◆ Exercise directions
Pick out each line in these entries that contains the string "تهديدات".

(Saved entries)
◆ ◆ ◆ ◆ ◆

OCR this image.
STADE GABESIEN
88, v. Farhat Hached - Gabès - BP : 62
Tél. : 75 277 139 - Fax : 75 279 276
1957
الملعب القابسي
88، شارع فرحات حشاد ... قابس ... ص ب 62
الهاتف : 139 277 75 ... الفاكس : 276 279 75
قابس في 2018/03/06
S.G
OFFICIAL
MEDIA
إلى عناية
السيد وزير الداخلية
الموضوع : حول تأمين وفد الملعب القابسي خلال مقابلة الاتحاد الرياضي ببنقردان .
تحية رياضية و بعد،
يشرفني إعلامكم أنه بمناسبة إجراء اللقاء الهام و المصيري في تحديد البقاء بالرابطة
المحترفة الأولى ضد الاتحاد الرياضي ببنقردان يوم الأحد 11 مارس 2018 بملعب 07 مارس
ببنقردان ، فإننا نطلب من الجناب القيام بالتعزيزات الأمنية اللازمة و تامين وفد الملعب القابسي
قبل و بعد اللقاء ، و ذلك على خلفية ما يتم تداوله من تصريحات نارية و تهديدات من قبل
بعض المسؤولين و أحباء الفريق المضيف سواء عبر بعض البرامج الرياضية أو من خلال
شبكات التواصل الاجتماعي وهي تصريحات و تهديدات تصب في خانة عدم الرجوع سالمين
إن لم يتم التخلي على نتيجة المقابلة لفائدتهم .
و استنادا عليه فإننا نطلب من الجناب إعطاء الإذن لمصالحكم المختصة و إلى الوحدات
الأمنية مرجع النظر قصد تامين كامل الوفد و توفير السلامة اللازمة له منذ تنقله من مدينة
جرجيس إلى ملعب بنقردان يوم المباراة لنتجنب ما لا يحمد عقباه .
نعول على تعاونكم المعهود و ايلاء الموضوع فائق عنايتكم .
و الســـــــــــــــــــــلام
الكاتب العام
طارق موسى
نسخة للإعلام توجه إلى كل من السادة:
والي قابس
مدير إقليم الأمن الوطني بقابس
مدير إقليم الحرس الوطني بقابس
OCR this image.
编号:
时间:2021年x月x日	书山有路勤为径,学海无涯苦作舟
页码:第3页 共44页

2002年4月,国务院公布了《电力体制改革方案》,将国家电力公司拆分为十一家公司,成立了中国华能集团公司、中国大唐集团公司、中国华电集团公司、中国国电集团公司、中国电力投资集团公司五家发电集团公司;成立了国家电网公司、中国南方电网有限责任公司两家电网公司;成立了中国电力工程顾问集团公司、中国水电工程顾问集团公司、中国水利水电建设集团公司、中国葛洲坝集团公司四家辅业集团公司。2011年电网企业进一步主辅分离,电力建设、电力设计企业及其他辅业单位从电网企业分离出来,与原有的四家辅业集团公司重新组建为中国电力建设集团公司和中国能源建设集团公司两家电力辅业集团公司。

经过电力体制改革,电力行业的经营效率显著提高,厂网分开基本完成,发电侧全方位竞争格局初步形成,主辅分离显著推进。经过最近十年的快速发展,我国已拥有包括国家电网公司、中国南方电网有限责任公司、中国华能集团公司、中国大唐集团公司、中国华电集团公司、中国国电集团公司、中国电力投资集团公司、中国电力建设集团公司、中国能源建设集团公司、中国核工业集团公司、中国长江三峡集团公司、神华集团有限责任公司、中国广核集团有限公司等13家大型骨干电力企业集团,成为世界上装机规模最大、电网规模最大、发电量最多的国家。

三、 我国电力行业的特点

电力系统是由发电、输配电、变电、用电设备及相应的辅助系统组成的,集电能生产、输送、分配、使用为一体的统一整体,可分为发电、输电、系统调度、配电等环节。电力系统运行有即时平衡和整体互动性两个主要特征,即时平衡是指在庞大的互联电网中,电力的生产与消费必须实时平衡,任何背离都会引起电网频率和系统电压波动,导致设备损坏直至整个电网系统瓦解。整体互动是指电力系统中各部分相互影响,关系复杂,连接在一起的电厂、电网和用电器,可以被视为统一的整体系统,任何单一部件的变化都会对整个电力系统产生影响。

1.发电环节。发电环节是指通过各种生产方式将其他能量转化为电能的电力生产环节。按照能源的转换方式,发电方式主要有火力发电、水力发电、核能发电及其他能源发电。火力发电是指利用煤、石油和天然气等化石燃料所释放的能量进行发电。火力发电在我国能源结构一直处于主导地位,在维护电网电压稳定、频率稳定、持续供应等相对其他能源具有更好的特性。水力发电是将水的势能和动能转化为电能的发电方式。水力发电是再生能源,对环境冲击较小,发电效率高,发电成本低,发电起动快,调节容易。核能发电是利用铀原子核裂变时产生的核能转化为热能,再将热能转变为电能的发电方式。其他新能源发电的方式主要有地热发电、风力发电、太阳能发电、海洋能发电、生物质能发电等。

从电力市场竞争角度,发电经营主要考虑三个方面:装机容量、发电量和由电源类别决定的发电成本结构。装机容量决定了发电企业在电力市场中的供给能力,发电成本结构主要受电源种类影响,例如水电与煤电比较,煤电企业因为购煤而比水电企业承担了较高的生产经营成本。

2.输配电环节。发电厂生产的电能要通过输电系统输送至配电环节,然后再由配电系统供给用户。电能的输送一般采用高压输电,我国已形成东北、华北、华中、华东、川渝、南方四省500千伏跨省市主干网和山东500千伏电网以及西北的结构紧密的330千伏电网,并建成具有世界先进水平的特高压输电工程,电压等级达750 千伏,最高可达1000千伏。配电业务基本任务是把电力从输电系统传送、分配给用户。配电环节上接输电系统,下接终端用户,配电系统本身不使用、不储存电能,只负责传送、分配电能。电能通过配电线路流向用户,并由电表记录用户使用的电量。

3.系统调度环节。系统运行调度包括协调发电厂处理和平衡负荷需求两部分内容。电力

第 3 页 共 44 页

◆ ◆ ◆ ◆ ◆

◆ Expected answer
قبل و بعد اللقاء ، و ذلك على خلفية ما يتم تداوله من تصريحات نارية و تهديدات من قبل
شبكات التواصل الاجتماعي وهي تصريحات و تهديدات تصب في خانة عدم الرجوع سالمين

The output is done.